Search the records below for the word "page" and show every line where it occurs.
──────── Input material ────────
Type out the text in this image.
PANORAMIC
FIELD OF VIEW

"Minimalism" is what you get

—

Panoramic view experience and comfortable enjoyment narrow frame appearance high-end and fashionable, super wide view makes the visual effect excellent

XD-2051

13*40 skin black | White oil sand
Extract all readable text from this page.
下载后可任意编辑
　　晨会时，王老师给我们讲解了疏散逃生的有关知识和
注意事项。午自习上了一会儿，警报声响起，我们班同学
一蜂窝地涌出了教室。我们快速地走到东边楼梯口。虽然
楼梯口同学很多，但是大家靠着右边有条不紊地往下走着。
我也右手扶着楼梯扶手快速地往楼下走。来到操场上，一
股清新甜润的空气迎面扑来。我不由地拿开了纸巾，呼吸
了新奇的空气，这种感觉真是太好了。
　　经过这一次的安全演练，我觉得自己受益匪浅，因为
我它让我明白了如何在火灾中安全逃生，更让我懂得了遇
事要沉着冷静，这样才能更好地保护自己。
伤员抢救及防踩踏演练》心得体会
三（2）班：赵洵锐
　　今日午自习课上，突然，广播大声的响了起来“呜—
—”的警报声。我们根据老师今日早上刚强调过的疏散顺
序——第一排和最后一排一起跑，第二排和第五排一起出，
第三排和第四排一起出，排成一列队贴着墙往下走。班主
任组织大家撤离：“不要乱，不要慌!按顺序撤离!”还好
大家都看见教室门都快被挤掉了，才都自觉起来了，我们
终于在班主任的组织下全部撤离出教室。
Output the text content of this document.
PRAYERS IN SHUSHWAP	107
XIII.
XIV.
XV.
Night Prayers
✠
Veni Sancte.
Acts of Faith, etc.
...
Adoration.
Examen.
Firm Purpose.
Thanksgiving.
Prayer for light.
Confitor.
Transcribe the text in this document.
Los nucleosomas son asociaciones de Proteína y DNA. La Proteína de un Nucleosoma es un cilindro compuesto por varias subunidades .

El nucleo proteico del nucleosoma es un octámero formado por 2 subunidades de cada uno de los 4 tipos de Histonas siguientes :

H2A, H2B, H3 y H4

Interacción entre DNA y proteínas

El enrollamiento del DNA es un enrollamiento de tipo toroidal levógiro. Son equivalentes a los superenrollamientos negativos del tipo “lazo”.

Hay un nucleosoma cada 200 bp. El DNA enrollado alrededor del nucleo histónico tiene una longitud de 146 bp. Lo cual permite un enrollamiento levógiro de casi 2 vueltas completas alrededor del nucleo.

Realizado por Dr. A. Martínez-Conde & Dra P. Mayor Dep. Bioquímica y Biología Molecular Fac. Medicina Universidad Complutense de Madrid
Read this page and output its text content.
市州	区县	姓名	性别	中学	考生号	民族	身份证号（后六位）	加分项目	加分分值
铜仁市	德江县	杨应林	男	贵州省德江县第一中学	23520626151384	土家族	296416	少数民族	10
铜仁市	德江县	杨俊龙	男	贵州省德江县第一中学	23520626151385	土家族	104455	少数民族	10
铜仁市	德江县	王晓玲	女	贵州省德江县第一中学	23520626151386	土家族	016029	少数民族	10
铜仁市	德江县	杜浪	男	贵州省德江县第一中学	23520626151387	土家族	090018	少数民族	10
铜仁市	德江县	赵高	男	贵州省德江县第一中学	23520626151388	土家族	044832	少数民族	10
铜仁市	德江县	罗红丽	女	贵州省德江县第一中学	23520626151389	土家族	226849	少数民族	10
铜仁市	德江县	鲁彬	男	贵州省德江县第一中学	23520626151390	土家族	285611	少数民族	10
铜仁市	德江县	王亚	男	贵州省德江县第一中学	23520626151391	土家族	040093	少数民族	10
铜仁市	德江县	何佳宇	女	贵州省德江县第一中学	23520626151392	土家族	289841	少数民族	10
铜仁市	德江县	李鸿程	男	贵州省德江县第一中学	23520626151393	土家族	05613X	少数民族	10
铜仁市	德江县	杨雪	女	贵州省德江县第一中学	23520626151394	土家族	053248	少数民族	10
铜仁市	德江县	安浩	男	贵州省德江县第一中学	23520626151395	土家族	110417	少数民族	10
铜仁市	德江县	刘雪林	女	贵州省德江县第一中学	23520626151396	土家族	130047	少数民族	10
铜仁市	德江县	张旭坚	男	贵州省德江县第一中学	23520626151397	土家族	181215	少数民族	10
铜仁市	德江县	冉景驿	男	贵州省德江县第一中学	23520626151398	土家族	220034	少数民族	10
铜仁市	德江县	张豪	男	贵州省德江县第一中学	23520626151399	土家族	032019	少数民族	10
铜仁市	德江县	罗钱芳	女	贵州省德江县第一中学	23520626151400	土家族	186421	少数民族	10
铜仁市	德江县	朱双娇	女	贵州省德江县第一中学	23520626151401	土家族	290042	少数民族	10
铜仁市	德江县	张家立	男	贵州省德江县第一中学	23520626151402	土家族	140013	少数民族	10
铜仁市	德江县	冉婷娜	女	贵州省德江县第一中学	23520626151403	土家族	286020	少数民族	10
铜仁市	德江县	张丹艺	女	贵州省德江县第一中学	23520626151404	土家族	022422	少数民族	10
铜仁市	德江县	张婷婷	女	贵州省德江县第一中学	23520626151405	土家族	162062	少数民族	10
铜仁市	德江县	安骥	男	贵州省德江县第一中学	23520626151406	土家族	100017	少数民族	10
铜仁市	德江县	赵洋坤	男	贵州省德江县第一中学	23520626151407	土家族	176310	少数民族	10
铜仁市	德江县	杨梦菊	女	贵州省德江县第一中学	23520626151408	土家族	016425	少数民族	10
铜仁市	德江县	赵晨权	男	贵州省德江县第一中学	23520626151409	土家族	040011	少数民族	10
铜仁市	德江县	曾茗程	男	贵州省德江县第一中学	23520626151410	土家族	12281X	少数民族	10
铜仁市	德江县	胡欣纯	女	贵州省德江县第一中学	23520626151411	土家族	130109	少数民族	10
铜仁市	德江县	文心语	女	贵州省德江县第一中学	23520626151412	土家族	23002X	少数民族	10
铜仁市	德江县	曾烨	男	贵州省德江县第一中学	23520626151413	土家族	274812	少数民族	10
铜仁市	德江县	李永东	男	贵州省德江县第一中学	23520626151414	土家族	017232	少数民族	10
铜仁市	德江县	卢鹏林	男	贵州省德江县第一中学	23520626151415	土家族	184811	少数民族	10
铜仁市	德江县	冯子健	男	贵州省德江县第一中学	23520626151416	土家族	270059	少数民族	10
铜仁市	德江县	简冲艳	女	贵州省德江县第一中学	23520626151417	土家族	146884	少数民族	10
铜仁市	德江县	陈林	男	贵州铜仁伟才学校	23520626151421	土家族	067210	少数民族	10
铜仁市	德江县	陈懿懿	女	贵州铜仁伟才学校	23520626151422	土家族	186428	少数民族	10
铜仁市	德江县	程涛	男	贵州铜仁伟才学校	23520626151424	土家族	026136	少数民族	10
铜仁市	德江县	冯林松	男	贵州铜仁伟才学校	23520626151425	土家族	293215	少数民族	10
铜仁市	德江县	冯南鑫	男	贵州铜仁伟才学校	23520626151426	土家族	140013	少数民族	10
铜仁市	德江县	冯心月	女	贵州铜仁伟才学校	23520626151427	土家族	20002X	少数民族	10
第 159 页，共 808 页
────────
Reply to the exercise >>
Extract all readable text from this page.
Read this page and output its text content.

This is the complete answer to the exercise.